Task to complete =>
In full and without deviation, write out the entries that follow.

____ Supplied material

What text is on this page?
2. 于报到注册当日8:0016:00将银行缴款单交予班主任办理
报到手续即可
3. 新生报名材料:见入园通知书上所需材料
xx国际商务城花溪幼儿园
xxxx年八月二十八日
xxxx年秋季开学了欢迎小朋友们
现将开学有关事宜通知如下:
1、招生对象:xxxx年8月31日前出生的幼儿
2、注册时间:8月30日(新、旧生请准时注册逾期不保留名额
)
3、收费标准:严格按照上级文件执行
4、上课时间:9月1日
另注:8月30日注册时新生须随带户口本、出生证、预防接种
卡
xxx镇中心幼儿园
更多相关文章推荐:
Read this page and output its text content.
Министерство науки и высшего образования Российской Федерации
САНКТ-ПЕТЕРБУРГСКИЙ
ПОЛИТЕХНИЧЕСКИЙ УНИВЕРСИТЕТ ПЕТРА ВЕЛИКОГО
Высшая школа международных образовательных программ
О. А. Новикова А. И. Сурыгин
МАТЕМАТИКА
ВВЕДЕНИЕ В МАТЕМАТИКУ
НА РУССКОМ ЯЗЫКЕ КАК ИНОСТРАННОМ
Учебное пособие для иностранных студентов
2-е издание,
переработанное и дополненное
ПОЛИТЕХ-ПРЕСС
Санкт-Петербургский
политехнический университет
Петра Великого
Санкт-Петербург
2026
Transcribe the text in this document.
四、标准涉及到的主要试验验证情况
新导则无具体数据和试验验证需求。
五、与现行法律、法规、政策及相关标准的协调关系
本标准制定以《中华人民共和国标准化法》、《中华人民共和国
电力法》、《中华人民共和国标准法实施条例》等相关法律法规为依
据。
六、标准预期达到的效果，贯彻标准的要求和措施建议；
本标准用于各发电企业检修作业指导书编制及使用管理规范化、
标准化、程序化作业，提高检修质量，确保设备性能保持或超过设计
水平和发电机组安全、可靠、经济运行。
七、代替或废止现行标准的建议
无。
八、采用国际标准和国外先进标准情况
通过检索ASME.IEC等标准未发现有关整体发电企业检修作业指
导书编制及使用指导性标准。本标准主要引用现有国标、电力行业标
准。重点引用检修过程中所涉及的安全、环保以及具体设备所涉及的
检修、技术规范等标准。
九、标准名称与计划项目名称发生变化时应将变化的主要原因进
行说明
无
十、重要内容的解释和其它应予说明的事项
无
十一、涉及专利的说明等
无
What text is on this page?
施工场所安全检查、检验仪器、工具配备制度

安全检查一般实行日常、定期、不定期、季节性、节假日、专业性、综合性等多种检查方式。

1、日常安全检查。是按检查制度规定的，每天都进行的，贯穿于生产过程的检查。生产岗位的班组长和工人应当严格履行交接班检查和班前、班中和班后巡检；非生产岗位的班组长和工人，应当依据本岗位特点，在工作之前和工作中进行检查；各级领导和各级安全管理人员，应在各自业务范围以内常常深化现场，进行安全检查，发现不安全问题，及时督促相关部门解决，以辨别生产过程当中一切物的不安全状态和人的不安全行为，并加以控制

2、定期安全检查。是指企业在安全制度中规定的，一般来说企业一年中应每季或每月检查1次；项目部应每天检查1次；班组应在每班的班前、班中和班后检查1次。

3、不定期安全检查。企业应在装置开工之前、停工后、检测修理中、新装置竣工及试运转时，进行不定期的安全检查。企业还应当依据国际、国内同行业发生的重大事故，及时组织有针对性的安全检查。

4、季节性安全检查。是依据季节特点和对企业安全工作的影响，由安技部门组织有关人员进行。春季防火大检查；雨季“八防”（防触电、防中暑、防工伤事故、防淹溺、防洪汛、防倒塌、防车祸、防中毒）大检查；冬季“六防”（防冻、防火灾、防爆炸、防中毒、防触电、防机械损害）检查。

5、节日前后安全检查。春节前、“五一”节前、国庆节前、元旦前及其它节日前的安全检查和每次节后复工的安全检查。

________

Written response =>
What text is on this page?
2. 于报到注册当日8:0016:00将银行缴款单交予班主任办理
报到手续即可
3. 新生报名材料:见入园通知书上所需材料
xx国际商务城花溪幼儿园
xxxx年八月二十八日
xxxx年秋季开学了欢迎小朋友们
现将开学有关事宜通知如下:
1、招生对象:xxxx年8月31日前出生的幼儿
2、注册时间:8月30日(新、旧生请准时注册逾期不保留名额
)
3、收费标准:严格按照上级文件执行
4、上课时间:9月1日
另注:8月30日注册时新生须随带户口本、出生证、预防接种
卡
xxx镇中心幼儿园
更多相关文章推荐:
Read this page and output its text content.
Министерство науки и высшего образования Российской Федерации
САНКТ-ПЕТЕРБУРГСКИЙ
ПОЛИТЕХНИЧЕСКИЙ УНИВЕРСИТЕТ ПЕТРА ВЕЛИКОГО
Высшая школа международных образовательных программ
О. А. Новикова А. И. Сурыгин
МАТЕМАТИКА
ВВЕДЕНИЕ В МАТЕМАТИКУ
НА РУССКОМ ЯЗЫКЕ КАК ИНОСТРАННОМ
Учебное пособие для иностранных студентов
2-е издание,
переработанное и дополненное
ПОЛИТЕХ-ПРЕСС
Санкт-Петербургский
политехнический университет
Петра Великого
Санкт-Петербург
2026
Transcribe the text in this document.
四、标准涉及到的主要试验验证情况
新导则无具体数据和试验验证需求。
五、与现行法律、法规、政策及相关标准的协调关系
本标准制定以《中华人民共和国标准化法》、《中华人民共和国
电力法》、《中华人民共和国标准法实施条例》等相关法律法规为依
据。
六、标准预期达到的效果，贯彻标准的要求和措施建议；
本标准用于各发电企业检修作业指导书编制及使用管理规范化、
标准化、程序化作业，提高检修质量，确保设备性能保持或超过设计
水平和发电机组安全、可靠、经济运行。
七、代替或废止现行标准的建议
无。
八、采用国际标准和国外先进标准情况
通过检索ASME.IEC等标准未发现有关整体发电企业检修作业指
导书编制及使用指导性标准。本标准主要引用现有国标、电力行业标
准。重点引用检修过程中所涉及的安全、环保以及具体设备所涉及的
检修、技术规范等标准。
九、标准名称与计划项目名称发生变化时应将变化的主要原因进
行说明
无
十、重要内容的解释和其它应予说明的事项
无
十一、涉及专利的说明等
无
What text is on this page?
施工场所安全检查、检验仪器、工具配备制度

安全检查一般实行日常、定期、不定期、季节性、节假日、专业性、综合性等多种检查方式。

1、日常安全检查。是按检查制度规定的，每天都进行的，贯穿于生产过程的检查。生产岗位的班组长和工人应当严格履行交接班检查和班前、班中和班后巡检；非生产岗位的班组长和工人，应当依据本岗位特点，在工作之前和工作中进行检查；各级领导和各级安全管理人员，应在各自业务范围以内常常深化现场，进行安全检查，发现不安全问题，及时督促相关部门解决，以辨别生产过程当中一切物的不安全状态和人的不安全行为，并加以控制

2、定期安全检查。是指企业在安全制度中规定的，一般来说企业一年中应每季或每月检查1次；项目部应每天检查1次；班组应在每班的班前、班中和班后检查1次。

3、不定期安全检查。企业应在装置开工之前、停工后、检测修理中、新装置竣工及试运转时，进行不定期的安全检查。企业还应当依据国际、国内同行业发生的重大事故，及时组织有针对性的安全检查。

4、季节性安全检查。是依据季节特点和对企业安全工作的影响，由安技部门组织有关人员进行。春季防火大检查；雨季“八防”（防触电、防中暑、防工伤事故、防淹溺、防洪汛、防倒塌、防车祸、防中毒）大检查；冬季“六防”（防冻、防火灾、防爆炸、防中毒、防触电、防机械损害）检查。

5、节日前后安全检查。春节前、“五一”节前、国庆节前、元旦前及其它节日前的安全检查和每次节后复工的安全检查。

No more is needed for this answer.